▸ Aim: How many of the lines contain the string "Usage"? Give the number, with no other words.
/---
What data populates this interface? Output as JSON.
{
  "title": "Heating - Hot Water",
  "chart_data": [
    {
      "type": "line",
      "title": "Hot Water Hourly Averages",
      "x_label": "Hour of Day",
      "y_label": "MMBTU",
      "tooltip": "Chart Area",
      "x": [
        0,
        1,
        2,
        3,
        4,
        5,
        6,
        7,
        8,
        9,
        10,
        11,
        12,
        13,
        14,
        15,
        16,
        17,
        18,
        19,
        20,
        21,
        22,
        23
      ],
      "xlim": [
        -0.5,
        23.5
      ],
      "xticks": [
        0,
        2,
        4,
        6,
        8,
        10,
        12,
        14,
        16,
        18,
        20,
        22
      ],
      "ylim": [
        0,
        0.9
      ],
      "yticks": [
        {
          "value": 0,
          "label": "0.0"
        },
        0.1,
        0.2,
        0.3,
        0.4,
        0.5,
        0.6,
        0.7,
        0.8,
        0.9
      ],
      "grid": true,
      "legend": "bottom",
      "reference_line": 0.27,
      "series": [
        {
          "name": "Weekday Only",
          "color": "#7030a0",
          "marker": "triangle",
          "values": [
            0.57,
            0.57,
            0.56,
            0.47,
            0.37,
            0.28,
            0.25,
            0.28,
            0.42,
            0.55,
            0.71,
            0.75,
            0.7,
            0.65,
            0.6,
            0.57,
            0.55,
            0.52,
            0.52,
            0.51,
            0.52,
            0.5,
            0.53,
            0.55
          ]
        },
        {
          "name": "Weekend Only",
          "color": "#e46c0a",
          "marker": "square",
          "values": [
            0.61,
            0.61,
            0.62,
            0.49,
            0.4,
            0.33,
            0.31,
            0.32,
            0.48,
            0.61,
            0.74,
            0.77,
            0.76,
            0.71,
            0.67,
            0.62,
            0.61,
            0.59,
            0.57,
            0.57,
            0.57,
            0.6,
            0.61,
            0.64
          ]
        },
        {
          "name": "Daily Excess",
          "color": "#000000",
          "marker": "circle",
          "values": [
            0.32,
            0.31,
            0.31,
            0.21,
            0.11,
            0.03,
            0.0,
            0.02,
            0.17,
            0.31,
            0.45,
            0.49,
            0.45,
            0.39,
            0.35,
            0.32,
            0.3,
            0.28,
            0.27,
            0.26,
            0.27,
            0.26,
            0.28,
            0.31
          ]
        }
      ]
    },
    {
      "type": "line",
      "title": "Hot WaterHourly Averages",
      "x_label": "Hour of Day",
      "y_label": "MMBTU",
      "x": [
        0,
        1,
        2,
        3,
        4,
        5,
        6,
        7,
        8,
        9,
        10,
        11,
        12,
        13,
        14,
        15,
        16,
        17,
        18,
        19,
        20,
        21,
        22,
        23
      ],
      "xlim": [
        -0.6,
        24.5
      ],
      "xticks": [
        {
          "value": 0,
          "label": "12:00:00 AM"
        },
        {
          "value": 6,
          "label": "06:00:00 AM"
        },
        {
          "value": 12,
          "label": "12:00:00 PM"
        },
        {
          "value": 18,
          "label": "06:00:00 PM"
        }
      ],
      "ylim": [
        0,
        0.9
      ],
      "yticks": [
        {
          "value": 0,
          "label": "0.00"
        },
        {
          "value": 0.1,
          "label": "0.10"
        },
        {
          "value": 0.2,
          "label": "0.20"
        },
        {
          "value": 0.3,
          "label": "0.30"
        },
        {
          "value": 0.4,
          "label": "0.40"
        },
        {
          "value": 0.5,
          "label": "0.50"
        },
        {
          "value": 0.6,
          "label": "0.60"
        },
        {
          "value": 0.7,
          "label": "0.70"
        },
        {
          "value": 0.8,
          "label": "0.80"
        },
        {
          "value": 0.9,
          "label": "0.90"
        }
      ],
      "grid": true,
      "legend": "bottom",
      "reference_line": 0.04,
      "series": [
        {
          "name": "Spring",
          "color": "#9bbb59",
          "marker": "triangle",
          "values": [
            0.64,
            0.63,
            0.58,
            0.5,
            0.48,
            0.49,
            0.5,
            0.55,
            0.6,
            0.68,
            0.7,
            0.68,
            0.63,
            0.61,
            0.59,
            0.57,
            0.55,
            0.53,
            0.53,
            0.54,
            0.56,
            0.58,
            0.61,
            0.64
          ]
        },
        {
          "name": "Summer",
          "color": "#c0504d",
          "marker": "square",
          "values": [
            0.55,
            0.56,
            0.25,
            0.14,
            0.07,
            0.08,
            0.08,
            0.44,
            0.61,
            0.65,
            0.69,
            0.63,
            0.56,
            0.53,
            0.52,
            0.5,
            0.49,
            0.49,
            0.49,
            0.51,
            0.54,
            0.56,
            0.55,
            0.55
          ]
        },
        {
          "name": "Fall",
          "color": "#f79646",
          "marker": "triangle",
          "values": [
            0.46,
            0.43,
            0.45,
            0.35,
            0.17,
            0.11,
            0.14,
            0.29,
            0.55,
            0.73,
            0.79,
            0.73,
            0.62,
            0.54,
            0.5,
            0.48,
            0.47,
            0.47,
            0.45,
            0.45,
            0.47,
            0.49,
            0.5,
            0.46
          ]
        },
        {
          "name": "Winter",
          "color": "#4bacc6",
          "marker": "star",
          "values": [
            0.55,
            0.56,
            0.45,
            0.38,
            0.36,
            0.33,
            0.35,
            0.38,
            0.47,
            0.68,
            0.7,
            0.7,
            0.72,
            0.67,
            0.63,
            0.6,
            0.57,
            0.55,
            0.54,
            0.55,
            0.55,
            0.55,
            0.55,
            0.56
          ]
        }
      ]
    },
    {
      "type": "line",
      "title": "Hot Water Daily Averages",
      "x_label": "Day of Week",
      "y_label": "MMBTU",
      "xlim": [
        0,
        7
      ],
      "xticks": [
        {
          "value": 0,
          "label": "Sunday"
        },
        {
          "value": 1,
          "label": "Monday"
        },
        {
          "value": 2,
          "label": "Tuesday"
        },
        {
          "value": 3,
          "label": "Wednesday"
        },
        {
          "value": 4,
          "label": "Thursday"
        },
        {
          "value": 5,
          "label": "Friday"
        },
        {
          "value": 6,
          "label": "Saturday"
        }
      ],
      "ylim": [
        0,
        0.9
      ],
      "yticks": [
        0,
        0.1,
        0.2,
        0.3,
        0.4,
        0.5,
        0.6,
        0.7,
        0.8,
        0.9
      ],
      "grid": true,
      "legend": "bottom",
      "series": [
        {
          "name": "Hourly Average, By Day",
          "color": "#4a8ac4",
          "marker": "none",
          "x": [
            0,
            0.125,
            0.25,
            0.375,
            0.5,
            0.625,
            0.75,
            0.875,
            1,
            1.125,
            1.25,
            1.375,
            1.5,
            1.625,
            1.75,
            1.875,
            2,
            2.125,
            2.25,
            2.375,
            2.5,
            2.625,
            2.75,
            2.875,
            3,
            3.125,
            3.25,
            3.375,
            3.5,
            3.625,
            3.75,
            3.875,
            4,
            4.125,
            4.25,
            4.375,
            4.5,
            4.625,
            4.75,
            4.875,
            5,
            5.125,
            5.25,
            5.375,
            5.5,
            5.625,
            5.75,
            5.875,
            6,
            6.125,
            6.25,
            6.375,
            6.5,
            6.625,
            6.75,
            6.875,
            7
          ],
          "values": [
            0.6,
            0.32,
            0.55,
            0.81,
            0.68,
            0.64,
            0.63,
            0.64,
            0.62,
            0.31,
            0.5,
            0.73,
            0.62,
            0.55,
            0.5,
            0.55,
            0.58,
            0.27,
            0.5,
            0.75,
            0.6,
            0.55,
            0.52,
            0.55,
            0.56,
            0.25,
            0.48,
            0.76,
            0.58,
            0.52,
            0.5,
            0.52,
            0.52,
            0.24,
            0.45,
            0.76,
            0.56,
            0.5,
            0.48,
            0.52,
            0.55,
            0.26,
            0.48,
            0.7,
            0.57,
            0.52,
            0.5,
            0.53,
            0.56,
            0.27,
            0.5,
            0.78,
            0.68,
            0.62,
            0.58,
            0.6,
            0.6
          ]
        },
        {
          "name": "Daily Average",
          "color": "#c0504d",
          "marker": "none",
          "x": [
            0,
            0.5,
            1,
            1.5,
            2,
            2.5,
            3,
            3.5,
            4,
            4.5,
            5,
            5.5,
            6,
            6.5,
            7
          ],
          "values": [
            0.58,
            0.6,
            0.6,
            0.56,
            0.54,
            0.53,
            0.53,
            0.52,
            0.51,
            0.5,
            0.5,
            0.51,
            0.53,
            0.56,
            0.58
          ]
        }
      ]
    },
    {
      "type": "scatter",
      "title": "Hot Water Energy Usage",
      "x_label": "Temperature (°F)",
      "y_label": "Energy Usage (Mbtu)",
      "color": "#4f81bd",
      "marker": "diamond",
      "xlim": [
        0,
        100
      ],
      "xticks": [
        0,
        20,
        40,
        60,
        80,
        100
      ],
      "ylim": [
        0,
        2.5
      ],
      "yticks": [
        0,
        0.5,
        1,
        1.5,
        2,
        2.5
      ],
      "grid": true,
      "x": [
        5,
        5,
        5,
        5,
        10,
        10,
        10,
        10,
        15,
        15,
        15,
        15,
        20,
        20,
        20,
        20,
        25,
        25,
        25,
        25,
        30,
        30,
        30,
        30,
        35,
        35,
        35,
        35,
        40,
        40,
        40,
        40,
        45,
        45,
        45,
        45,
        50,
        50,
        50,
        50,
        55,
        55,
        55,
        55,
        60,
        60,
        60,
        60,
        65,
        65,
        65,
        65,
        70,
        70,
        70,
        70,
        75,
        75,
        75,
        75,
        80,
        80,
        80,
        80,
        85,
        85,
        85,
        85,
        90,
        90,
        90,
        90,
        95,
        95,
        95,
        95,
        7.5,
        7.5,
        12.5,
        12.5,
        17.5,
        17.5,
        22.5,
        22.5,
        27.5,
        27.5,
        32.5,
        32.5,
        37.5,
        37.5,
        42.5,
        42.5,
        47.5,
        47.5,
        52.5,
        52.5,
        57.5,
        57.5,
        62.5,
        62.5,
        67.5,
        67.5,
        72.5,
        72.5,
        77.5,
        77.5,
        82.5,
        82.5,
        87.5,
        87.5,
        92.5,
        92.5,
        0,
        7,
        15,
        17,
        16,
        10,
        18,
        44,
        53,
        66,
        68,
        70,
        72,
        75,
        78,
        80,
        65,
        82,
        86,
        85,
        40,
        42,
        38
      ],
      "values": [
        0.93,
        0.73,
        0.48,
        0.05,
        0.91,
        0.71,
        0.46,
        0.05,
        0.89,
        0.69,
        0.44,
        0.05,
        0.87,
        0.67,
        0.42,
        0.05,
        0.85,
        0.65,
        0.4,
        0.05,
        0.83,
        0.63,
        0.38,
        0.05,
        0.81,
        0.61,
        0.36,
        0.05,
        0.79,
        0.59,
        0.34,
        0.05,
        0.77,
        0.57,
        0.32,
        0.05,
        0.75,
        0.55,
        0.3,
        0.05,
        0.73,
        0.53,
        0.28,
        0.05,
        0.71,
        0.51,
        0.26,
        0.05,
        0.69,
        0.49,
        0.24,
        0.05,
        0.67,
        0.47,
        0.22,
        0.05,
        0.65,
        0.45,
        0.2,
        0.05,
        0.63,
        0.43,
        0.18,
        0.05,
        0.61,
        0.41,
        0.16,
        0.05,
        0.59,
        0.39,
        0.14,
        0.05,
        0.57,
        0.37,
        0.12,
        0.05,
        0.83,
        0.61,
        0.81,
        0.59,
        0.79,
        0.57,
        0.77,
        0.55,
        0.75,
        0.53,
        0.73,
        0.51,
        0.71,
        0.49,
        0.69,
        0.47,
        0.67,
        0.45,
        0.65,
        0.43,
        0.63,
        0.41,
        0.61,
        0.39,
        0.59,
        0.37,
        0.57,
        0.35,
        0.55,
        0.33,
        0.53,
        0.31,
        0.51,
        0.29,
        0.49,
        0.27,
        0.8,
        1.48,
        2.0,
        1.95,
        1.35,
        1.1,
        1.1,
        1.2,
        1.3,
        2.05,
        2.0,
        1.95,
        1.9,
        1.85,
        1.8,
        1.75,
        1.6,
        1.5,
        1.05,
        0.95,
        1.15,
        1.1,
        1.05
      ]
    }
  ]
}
\---
▸ Output for this task: 2